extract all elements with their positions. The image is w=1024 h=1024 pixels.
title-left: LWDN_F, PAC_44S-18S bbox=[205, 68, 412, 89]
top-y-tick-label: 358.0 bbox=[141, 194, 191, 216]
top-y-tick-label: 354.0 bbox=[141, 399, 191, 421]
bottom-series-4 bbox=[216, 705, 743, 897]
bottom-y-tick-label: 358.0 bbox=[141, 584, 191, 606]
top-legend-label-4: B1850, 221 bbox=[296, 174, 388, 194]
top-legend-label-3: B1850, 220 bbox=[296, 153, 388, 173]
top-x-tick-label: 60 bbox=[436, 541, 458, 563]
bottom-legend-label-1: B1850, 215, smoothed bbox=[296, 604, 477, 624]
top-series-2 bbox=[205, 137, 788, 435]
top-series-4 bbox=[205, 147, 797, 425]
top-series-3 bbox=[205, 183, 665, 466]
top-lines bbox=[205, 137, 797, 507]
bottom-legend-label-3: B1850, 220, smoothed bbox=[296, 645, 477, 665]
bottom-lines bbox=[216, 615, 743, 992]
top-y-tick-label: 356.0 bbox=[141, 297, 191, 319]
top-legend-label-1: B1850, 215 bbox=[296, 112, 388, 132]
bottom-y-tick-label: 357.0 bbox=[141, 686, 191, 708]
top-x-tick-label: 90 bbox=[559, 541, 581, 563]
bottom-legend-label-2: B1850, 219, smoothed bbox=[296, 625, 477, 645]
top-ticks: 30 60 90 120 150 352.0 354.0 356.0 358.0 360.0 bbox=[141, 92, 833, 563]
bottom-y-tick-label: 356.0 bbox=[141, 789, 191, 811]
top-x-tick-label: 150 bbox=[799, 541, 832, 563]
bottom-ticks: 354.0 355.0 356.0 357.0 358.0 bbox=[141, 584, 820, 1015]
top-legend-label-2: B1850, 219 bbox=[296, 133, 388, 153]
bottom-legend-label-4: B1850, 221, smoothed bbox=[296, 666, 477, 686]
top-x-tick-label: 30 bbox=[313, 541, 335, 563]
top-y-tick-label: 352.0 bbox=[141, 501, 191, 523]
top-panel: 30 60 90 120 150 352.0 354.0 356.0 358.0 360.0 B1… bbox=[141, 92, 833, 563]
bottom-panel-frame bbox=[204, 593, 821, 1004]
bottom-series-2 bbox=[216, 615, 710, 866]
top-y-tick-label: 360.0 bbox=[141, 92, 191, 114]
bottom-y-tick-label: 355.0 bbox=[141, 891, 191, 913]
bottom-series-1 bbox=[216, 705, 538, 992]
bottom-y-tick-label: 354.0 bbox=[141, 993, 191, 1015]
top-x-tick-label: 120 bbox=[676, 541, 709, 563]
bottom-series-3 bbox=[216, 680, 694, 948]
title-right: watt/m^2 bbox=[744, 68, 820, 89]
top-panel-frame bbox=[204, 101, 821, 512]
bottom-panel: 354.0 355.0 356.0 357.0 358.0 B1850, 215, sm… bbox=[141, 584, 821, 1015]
★ ★ ★ ★ ★ ★ ★
Stated task:
Output the stretch of records from the start through the line containing "bottom-y-tick-label: 354.0 bbox=[141, 993, 191, 1015]", reproducing those lines unchanged.

Exercise answer:
extract all elements with their positions. The image is w=1024 h=1024 pixels.
title-left: LWDN_F, PAC_44S-18S bbox=[205, 68, 412, 89]
top-y-tick-label: 358.0 bbox=[141, 194, 191, 216]
top-y-tick-label: 354.0 bbox=[141, 399, 191, 421]
bottom-series-4 bbox=[216, 705, 743, 897]
bottom-y-tick-label: 358.0 bbox=[141, 584, 191, 606]
top-legend-label-4: B1850, 221 bbox=[296, 174, 388, 194]
top-legend-label-3: B1850, 220 bbox=[296, 153, 388, 173]
top-x-tick-label: 60 bbox=[436, 541, 458, 563]
bottom-legend-label-1: B1850, 215, smoothed bbox=[296, 604, 477, 624]
top-series-2 bbox=[205, 137, 788, 435]
top-series-4 bbox=[205, 147, 797, 425]
top-series-3 bbox=[205, 183, 665, 466]
top-lines bbox=[205, 137, 797, 507]
bottom-legend-label-3: B1850, 220, smoothed bbox=[296, 645, 477, 665]
bottom-lines bbox=[216, 615, 743, 992]
top-y-tick-label: 356.0 bbox=[141, 297, 191, 319]
top-legend-label-1: B1850, 215 bbox=[296, 112, 388, 132]
bottom-y-tick-label: 357.0 bbox=[141, 686, 191, 708]
top-x-tick-label: 90 bbox=[559, 541, 581, 563]
bottom-legend-label-2: B1850, 219, smoothed bbox=[296, 625, 477, 645]
top-ticks: 30 60 90 120 150 352.0 354.0 356.0 358.0 360.0 bbox=[141, 92, 833, 563]
bottom-y-tick-label: 356.0 bbox=[141, 789, 191, 811]
top-x-tick-label: 150 bbox=[799, 541, 832, 563]
bottom-ticks: 354.0 355.0 356.0 357.0 358.0 bbox=[141, 584, 820, 1015]
top-legend-label-2: B1850, 219 bbox=[296, 133, 388, 153]
bottom-legend-label-4: B1850, 221, smoothed bbox=[296, 666, 477, 686]
top-x-tick-label: 30 bbox=[313, 541, 335, 563]
top-y-tick-label: 352.0 bbox=[141, 501, 191, 523]
top-panel: 30 60 90 120 150 352.0 354.0 356.0 358.0 360.0 B1… bbox=[141, 92, 833, 563]
bottom-panel-frame bbox=[204, 593, 821, 1004]
bottom-series-2 bbox=[216, 615, 710, 866]
top-y-tick-label: 360.0 bbox=[141, 92, 191, 114]
bottom-y-tick-label: 355.0 bbox=[141, 891, 191, 913]
bottom-series-1 bbox=[216, 705, 538, 992]
bottom-y-tick-label: 354.0 bbox=[141, 993, 191, 1015]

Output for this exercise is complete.